DIRECTIONS: Please reproduce word for word the records from the line with "Enumerate the UI" up to and including the line with "lion-and-sun-emblem-icon [326,30,386,100]", leaving out the pictures.

THE DATA:
-=-=-

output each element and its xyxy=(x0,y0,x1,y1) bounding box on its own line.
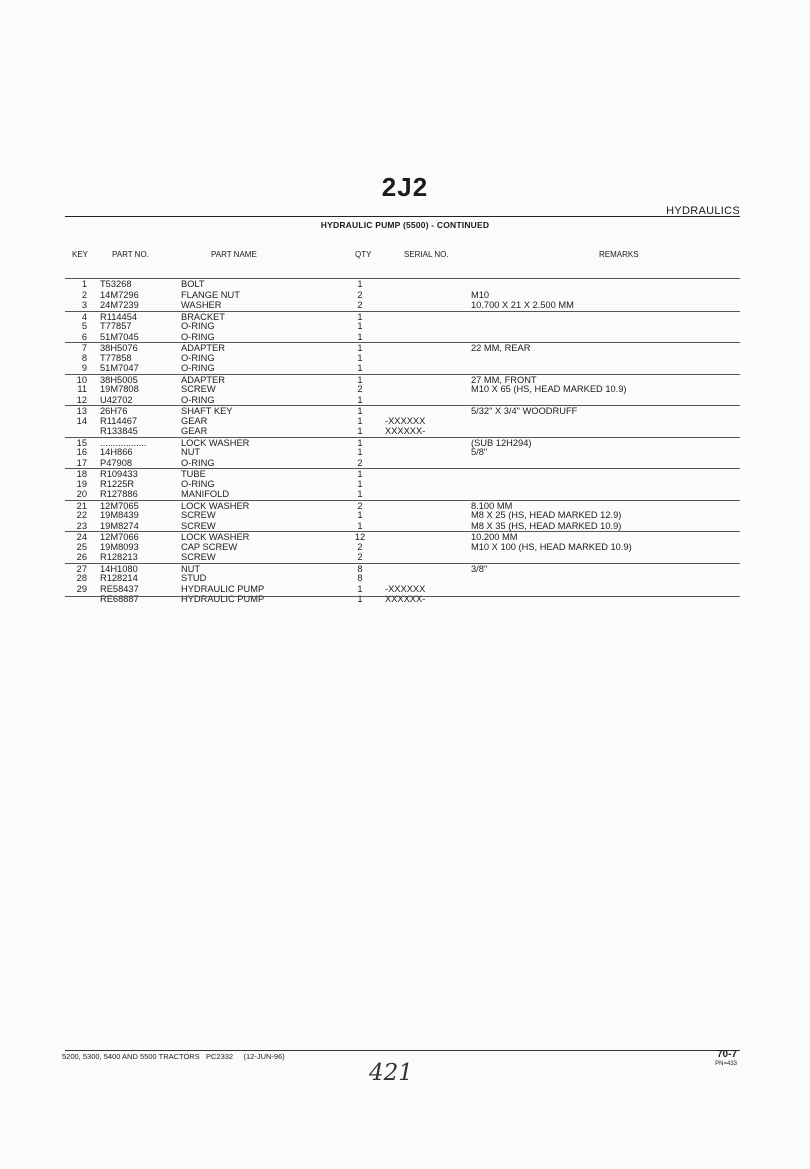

-=-=-

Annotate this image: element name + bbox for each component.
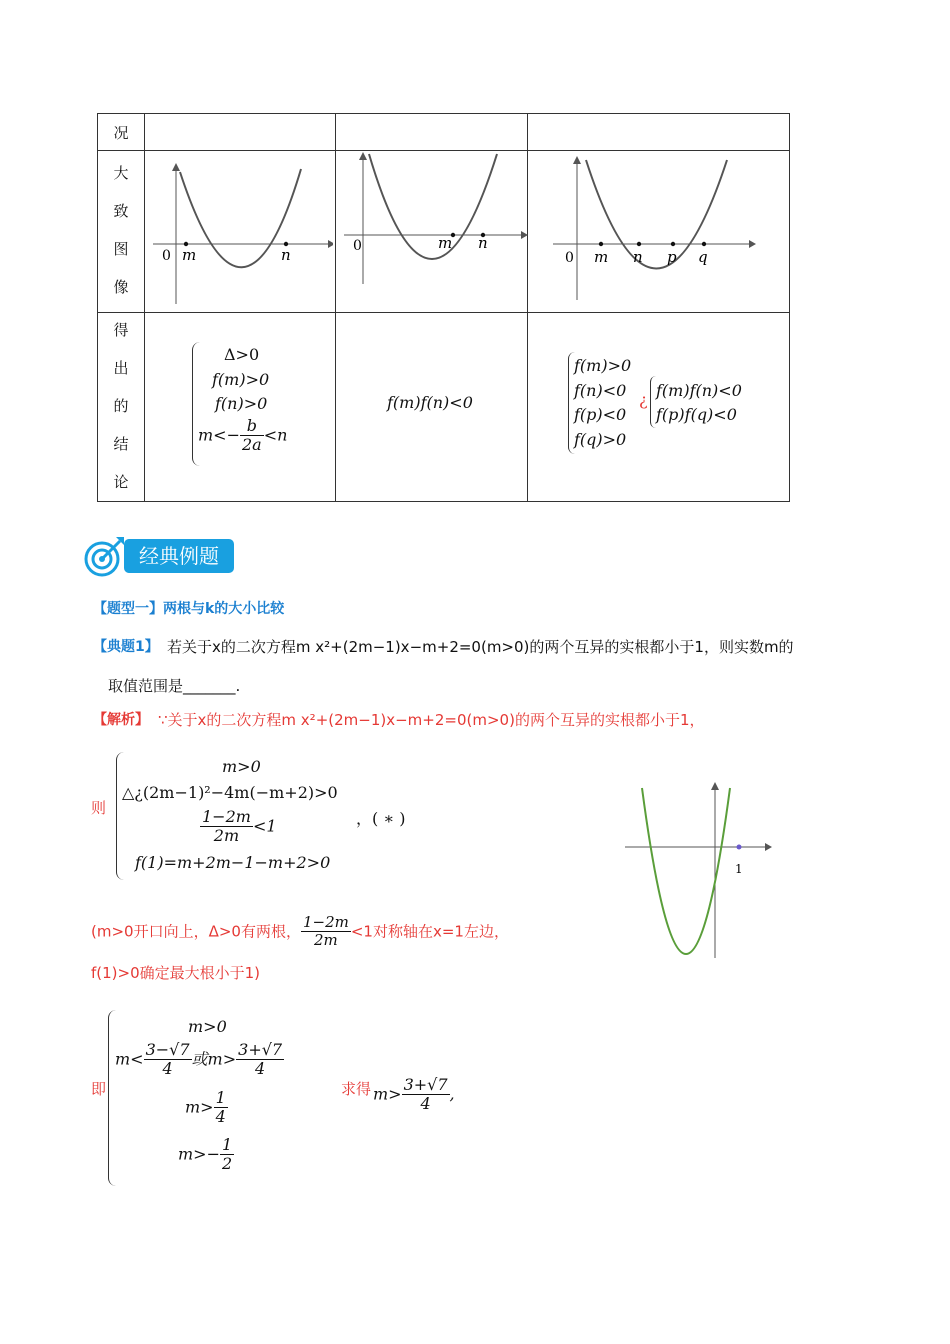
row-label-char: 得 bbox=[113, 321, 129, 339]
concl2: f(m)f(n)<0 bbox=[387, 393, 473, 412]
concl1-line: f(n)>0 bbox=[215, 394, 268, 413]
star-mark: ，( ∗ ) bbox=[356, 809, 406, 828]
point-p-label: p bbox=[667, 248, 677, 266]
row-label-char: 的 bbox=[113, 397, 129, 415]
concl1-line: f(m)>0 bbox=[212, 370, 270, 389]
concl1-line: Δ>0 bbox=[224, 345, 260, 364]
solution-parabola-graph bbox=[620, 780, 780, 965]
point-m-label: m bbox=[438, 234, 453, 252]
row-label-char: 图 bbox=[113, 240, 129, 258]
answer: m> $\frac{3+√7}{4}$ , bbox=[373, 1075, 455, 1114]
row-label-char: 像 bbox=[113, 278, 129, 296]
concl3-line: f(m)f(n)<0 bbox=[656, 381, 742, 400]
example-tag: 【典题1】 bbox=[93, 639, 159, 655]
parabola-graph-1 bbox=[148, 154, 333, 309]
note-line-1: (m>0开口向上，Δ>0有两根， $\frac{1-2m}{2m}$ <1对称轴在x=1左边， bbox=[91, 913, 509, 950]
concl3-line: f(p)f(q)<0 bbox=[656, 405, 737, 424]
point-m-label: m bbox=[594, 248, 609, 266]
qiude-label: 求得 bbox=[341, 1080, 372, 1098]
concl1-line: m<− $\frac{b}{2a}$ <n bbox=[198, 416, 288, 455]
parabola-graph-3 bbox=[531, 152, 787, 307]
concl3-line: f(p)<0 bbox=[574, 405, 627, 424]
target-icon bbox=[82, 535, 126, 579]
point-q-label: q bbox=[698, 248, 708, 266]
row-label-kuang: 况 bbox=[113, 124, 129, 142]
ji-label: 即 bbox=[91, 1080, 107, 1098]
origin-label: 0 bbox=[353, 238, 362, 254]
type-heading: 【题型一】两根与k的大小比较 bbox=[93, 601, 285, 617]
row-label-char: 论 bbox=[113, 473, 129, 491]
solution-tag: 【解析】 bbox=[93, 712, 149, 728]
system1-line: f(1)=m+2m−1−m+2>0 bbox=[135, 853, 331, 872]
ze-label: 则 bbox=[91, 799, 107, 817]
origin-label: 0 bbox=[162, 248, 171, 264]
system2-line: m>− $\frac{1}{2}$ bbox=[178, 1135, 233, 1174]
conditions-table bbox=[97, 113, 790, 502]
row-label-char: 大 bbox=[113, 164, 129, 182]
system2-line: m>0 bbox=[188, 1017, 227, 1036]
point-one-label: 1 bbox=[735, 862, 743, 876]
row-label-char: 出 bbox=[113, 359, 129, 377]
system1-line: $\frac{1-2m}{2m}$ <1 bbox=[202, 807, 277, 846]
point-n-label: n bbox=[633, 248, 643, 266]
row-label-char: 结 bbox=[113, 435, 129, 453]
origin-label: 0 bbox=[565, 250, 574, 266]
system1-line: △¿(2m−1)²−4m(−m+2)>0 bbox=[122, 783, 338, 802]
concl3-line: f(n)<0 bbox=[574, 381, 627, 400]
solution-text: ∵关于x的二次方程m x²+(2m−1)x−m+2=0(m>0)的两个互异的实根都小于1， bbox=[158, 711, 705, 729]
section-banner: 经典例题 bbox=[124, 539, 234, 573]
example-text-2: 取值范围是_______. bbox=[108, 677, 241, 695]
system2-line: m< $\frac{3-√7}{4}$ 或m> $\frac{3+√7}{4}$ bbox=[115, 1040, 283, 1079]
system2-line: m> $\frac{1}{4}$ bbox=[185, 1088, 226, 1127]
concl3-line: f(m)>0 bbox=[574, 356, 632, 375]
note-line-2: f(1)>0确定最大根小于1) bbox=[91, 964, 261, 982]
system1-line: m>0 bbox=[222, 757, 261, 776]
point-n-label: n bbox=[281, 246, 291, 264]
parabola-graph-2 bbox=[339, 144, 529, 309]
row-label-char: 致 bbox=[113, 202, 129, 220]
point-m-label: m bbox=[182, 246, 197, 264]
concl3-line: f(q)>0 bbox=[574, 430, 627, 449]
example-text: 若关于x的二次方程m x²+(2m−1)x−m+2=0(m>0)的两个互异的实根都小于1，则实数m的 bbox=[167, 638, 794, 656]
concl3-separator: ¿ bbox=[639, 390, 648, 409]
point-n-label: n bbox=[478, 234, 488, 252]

-=-=-

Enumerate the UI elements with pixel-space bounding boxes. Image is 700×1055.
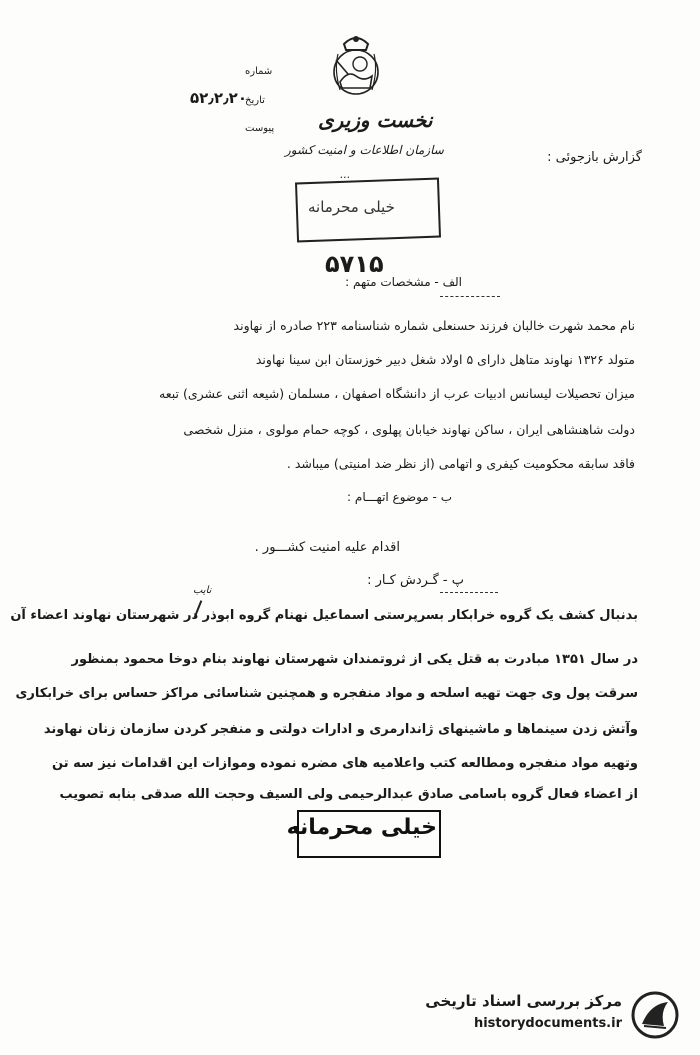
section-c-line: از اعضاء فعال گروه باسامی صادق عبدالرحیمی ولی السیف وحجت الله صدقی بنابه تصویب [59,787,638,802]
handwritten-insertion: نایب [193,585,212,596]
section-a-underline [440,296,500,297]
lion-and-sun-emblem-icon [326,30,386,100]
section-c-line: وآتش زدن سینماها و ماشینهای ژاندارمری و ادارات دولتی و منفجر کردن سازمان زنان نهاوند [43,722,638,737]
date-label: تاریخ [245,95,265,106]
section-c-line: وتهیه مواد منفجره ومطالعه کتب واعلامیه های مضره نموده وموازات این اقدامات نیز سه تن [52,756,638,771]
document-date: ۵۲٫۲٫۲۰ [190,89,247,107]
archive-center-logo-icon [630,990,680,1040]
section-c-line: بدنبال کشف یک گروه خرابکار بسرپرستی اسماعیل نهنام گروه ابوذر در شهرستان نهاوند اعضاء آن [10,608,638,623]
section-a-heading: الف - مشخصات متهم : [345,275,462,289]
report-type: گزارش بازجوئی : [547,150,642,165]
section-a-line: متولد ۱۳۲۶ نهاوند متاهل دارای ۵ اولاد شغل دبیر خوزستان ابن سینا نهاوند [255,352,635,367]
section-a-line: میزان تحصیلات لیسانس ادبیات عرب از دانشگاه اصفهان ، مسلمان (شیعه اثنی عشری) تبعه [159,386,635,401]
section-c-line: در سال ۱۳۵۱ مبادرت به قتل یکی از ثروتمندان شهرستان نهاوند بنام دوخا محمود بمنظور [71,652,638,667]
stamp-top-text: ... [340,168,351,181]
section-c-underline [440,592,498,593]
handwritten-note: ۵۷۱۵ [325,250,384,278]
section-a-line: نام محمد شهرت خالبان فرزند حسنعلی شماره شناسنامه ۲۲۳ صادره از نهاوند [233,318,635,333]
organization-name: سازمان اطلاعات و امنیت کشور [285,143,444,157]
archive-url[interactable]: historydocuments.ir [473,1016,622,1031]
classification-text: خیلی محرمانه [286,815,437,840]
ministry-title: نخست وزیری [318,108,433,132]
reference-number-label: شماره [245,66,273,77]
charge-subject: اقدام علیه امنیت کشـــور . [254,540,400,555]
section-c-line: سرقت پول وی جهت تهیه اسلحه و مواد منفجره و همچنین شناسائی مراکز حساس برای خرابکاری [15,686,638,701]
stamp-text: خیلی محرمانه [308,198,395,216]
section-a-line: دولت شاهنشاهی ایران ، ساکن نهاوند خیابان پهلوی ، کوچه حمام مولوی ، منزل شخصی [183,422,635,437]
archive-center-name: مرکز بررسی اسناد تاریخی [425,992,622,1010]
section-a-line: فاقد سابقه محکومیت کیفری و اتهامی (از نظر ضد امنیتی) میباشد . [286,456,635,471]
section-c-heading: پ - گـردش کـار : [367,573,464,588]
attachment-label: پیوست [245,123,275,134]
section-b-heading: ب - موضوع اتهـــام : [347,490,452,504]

-=-=-

THE COMPLETED TASK:
Enumerate the UI elements with pixel-space bounding boxes. Image is 700×1055.
section-c-line: از اعضاء فعال گروه باسامی صادق عبدالرحیمی ولی السیف وحجت الله صدقی بنابه تصویب [59,787,638,802]
handwritten-insertion: نایب [193,585,212,596]
section-a-underline [440,296,500,297]
lion-and-sun-emblem-icon [326,30,386,100]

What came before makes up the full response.